**PROBLEM TO WORK ON**: Report how many lines contain "overlapping", with no other words.

[Data entries]
━━━━━━━━━━━━━━━━━━━━━━━━━━━━━━

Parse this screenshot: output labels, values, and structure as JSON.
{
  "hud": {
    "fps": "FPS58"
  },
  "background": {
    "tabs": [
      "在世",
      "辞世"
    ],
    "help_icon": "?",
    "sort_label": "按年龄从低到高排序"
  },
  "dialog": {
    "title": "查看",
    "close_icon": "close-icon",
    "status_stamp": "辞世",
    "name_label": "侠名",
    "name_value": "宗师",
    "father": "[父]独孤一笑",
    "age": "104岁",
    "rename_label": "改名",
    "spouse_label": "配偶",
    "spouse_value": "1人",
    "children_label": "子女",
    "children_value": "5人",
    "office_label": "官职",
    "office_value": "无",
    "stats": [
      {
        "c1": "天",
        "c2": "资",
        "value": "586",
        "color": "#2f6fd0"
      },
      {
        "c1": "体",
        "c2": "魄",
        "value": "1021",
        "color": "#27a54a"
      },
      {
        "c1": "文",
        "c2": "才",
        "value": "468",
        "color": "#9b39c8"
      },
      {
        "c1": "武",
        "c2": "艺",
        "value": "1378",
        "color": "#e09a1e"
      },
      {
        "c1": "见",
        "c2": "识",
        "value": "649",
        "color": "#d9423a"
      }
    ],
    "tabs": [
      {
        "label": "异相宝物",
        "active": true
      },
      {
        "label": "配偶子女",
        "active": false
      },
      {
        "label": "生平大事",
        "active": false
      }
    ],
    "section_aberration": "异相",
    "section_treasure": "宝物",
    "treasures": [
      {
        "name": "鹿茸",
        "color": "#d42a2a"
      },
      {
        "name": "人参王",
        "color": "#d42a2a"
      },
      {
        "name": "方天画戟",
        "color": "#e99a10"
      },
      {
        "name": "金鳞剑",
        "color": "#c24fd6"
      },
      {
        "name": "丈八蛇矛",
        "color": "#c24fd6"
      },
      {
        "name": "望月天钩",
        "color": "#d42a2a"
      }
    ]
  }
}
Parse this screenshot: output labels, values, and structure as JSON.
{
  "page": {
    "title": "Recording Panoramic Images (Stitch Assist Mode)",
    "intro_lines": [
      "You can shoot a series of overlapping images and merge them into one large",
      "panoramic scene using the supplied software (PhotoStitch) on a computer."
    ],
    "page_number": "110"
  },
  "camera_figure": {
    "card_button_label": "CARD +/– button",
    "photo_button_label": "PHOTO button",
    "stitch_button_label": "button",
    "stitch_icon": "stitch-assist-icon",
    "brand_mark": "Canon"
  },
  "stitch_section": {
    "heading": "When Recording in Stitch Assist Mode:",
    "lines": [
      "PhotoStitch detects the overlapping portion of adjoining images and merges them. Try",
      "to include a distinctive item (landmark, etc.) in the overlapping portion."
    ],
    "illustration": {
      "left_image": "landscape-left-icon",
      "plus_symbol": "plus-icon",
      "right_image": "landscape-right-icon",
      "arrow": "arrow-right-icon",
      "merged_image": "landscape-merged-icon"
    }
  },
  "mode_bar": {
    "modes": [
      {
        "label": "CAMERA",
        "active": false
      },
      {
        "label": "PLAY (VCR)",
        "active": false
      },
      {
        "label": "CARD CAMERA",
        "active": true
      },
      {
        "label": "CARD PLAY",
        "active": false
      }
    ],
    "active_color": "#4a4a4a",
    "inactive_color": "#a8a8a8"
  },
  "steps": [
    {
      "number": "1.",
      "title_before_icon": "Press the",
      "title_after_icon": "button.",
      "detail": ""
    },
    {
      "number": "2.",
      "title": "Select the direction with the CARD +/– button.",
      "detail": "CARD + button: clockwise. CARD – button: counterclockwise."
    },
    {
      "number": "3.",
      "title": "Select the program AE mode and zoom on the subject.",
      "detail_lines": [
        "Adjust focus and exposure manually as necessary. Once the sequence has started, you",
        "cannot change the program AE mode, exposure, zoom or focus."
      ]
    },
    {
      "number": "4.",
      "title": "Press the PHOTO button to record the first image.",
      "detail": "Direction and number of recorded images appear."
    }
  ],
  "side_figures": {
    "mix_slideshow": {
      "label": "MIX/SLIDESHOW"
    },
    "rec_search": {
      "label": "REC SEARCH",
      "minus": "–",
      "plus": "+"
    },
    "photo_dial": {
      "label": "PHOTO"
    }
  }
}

━━━━━━━━━━━━━━━━━━━━━━━━━━━━━━

**FULL OUTPUT**: 3